Extract, from the listing that follows, each line containing the word "product".
>> Start Material provided
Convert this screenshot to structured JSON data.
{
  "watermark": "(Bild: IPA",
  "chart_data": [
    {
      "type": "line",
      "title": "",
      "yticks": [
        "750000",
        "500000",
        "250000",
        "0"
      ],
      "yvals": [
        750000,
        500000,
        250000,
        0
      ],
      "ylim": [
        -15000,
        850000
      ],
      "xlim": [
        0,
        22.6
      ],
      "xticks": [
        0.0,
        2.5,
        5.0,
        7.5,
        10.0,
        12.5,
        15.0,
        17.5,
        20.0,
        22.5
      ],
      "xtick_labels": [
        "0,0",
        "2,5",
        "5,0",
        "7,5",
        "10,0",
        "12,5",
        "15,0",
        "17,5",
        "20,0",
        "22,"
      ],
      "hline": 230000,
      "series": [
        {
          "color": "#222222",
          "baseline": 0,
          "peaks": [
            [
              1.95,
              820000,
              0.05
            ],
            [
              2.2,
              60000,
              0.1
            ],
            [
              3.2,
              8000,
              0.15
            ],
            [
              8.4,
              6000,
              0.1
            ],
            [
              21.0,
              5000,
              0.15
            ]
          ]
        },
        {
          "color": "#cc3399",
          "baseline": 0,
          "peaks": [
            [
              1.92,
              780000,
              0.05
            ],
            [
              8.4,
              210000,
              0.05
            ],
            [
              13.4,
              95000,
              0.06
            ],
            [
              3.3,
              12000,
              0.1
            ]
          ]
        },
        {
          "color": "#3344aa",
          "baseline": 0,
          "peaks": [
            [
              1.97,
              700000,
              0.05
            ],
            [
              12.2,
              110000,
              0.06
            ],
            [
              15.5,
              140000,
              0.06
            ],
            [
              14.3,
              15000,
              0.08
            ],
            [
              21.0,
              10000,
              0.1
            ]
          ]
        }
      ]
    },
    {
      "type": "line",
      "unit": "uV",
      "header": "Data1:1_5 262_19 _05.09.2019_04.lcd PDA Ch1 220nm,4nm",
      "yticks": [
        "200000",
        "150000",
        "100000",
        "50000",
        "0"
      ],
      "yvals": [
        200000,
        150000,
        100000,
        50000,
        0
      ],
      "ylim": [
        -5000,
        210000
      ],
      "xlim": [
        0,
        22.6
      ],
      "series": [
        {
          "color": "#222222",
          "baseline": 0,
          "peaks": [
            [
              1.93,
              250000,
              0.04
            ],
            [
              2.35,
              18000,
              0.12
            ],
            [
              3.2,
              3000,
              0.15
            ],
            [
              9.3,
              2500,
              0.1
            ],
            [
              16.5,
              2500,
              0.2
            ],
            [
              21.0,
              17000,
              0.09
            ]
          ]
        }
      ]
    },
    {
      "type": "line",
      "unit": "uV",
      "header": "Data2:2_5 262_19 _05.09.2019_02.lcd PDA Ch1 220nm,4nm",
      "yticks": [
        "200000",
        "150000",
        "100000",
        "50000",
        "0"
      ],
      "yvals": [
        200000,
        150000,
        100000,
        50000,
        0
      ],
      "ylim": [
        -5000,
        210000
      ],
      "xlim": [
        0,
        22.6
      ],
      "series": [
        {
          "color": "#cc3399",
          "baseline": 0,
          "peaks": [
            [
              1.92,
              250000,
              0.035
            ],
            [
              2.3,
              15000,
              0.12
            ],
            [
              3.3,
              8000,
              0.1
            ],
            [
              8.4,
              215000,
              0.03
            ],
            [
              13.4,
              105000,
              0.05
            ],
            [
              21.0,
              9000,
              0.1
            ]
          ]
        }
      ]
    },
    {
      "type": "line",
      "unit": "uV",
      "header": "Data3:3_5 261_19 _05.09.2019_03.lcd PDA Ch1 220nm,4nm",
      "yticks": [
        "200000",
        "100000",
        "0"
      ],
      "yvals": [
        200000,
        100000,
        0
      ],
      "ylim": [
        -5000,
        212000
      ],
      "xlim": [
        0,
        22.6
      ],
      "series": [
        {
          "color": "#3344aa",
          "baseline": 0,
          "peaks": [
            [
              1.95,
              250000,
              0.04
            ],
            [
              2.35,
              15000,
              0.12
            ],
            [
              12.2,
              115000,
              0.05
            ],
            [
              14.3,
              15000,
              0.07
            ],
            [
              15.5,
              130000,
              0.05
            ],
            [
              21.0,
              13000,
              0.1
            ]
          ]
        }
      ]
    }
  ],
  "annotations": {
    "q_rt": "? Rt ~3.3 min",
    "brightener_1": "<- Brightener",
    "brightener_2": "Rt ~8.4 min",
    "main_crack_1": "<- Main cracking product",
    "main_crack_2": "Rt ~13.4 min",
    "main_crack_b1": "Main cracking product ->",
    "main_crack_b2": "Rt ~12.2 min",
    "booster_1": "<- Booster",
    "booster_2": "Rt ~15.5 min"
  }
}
>> End Material provided
#### Written reply
    "main_crack_1": "<- Main cracking product",
    "main_crack_b1": "Main cracking product ->",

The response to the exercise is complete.